* _Short exercise_:
Check each line for the string "should", then give only how many lines have it.

* _Records_:
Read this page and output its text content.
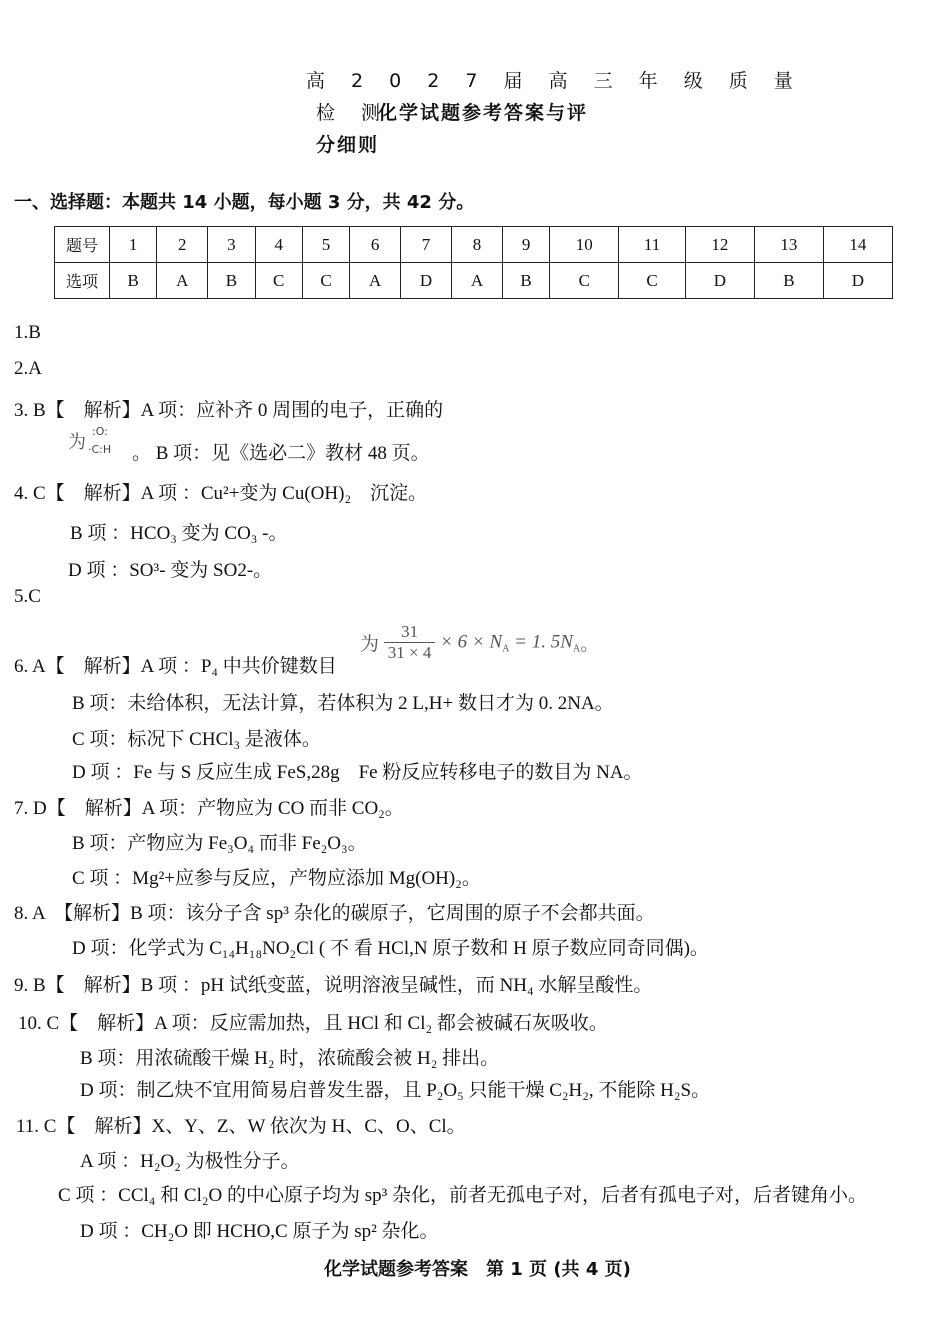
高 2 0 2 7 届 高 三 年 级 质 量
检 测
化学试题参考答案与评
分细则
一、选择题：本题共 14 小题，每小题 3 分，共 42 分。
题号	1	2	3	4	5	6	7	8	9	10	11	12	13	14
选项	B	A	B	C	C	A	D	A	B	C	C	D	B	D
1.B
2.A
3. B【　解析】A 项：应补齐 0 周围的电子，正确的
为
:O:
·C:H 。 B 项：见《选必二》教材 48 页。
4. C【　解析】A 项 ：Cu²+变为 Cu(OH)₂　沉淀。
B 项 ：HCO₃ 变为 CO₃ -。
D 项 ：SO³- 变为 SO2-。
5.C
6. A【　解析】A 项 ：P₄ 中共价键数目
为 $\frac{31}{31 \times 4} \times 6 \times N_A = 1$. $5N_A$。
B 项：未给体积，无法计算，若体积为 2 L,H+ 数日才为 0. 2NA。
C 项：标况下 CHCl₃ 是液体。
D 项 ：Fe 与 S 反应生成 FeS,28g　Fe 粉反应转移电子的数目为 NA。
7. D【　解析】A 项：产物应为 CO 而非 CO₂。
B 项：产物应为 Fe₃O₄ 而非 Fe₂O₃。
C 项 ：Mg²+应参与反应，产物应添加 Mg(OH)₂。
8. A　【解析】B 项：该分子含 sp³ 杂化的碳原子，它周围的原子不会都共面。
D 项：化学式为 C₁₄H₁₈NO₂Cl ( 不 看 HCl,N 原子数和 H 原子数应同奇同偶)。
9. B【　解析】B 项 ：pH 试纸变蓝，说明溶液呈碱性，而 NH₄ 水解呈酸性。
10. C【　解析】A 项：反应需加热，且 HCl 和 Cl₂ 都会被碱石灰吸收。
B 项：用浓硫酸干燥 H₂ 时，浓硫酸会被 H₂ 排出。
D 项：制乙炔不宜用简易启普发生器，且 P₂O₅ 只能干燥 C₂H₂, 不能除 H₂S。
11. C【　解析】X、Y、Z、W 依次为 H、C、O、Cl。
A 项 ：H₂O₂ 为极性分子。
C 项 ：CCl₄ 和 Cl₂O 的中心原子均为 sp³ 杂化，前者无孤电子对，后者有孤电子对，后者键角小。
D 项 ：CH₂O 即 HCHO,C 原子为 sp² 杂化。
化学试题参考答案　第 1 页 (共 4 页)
* * *
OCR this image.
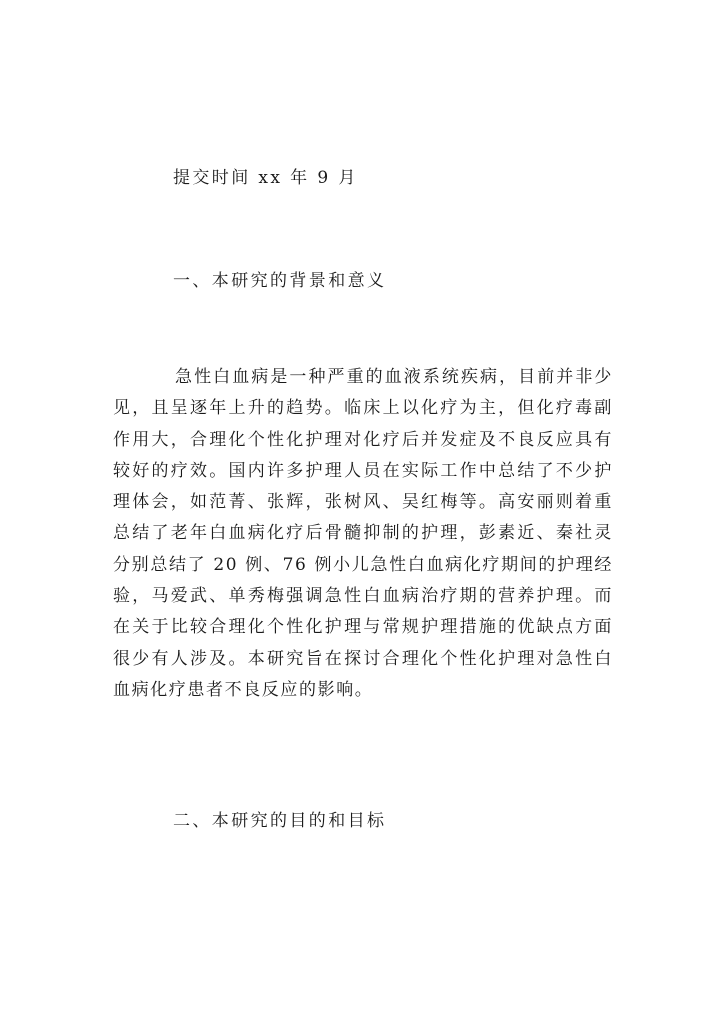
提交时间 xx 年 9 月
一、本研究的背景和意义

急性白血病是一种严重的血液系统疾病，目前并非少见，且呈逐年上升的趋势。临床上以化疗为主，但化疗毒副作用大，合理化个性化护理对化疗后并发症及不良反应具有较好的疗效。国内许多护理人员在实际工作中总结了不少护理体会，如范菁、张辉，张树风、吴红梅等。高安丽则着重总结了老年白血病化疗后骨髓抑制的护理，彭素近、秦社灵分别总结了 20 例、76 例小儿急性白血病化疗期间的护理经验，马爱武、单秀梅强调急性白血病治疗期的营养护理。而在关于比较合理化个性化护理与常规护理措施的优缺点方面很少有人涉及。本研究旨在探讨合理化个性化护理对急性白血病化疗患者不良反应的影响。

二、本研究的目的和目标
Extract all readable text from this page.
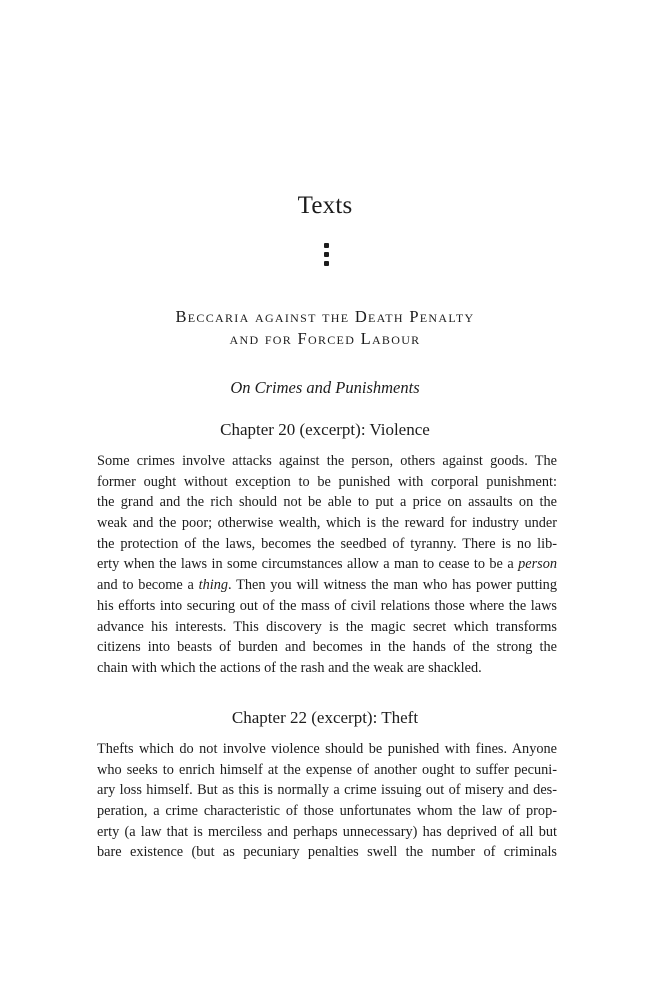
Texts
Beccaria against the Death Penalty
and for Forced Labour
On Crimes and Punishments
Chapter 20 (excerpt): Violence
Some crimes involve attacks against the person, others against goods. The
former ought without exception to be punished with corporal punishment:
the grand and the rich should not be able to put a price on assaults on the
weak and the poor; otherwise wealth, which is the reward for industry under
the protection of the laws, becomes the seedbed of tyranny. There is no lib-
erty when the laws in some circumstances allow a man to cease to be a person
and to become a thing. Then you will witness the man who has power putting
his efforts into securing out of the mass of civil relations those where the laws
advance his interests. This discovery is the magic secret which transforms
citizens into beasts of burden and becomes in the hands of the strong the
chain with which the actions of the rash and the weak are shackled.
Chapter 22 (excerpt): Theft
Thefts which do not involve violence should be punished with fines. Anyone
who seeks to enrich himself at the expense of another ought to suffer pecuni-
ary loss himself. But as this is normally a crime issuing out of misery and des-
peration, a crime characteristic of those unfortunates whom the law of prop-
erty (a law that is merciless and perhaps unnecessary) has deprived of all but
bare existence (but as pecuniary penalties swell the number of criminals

* _The answer_:
2